Work instructions: Images do not belong in the copy; retype the rest of the entries below exactly.

Entries provided:
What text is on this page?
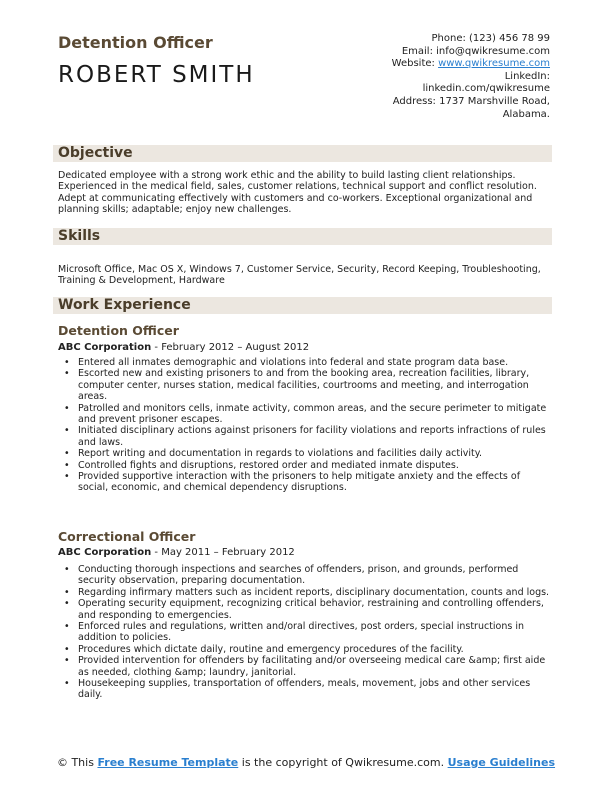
Detention Officer
ROBERT SMITH
Phone: (123) 456 78 99
Email: info@qwikresume.com
Website: www.qwikresume.com
LinkedIn:
linkedin.com/qwikresume
Address: 1737 Marshville Road,
Alabama.
Objective
Dedicated employee with a strong work ethic and the ability to build lasting client relationships. Experienced in the medical field, sales, customer relations, technical support and conflict resolution. Adept at communicating effectively with customers and co-workers. Exceptional organizational and planning skills; adaptable; enjoy new challenges.
Skills
Microsoft Office, Mac OS X, Windows 7, Customer Service, Security, Record Keeping, Troubleshooting, Training & Development, Hardware
Work Experience
Detention Officer
ABC Corporation - February 2012 – August 2012
• Entered all inmates demographic and violations into federal and state program data base.
• Escorted new and existing prisoners to and from the booking area, recreation facilities, library, computer center, nurses station, medical facilities, courtrooms and meeting, and interrogation areas.
• Patrolled and monitors cells, inmate activity, common areas, and the secure perimeter to mitigate and prevent prisoner escapes.
• Initiated disciplinary actions against prisoners for facility violations and reports infractions of rules and laws.
• Report writing and documentation in regards to violations and facilities daily activity.
• Controlled fights and disruptions, restored order and mediated inmate disputes.
• Provided supportive interaction with the prisoners to help mitigate anxiety and the effects of social, economic, and chemical dependency disruptions.
Correctional Officer
ABC Corporation - May 2011 – February 2012
• Conducting thorough inspections and searches of offenders, prison, and grounds, performed security observation, preparing documentation.
• Regarding infirmary matters such as incident reports, disciplinary documentation, counts and logs.
• Operating security equipment, recognizing critical behavior, restraining and controlling offenders, and responding to emergencies.
• Enforced rules and regulations, written and/oral directives, post orders, special instructions in addition to policies.
• Procedures which dictate daily, routine and emergency procedures of the facility.
• Provided intervention for offenders by facilitating and/or overseeing medical care &amp; first aide as needed, clothing &amp; laundry, janitorial.
• Housekeeping supplies, transportation of offenders, meals, movement, jobs and other services daily.
© This Free Resume Template is the copyright of Qwikresume.com. Usage Guidelines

Output below:
What text is on this page?
Detention Officer
ROBERT SMITH
Phone: (123) 456 78 99
Email: info@qwikresume.com
Website: www.qwikresume.com
LinkedIn:
linkedin.com/qwikresume
Address: 1737 Marshville Road,
Alabama.
Objective
Dedicated employee with a strong work ethic and the ability to build lasting client relationships. Experienced in the medical field, sales, customer relations, technical support and conflict resolution. Adept at communicating effectively with customers and co-workers. Exceptional organizational and planning skills; adaptable; enjoy new challenges.
Skills
Microsoft Office, Mac OS X, Windows 7, Customer Service, Security, Record Keeping, Troubleshooting, Training & Development, Hardware
Work Experience
Detention Officer
ABC Corporation - February 2012 – August 2012
• Entered all inmates demographic and violations into federal and state program data base.
• Escorted new and existing prisoners to and from the booking area, recreation facilities, library, computer center, nurses station, medical facilities, courtrooms and meeting, and interrogation areas.
• Patrolled and monitors cells, inmate activity, common areas, and the secure perimeter to mitigate and prevent prisoner escapes.
• Initiated disciplinary actions against prisoners for facility violations and reports infractions of rules and laws.
• Report writing and documentation in regards to violations and facilities daily activity.
• Controlled fights and disruptions, restored order and mediated inmate disputes.
• Provided supportive interaction with the prisoners to help mitigate anxiety and the effects of social, economic, and chemical dependency disruptions.
Correctional Officer
ABC Corporation - May 2011 – February 2012
• Conducting thorough inspections and searches of offenders, prison, and grounds, performed security observation, preparing documentation.
• Regarding infirmary matters such as incident reports, disciplinary documentation, counts and logs.
• Operating security equipment, recognizing critical behavior, restraining and controlling offenders, and responding to emergencies.
• Enforced rules and regulations, written and/oral directives, post orders, special instructions in addition to policies.
• Procedures which dictate daily, routine and emergency procedures of the facility.
• Provided intervention for offenders by facilitating and/or overseeing medical care &amp; first aide as needed, clothing &amp; laundry, janitorial.
• Housekeeping supplies, transportation of offenders, meals, movement, jobs and other services daily.
© This Free Resume Template is the copyright of Qwikresume.com. Usage Guidelines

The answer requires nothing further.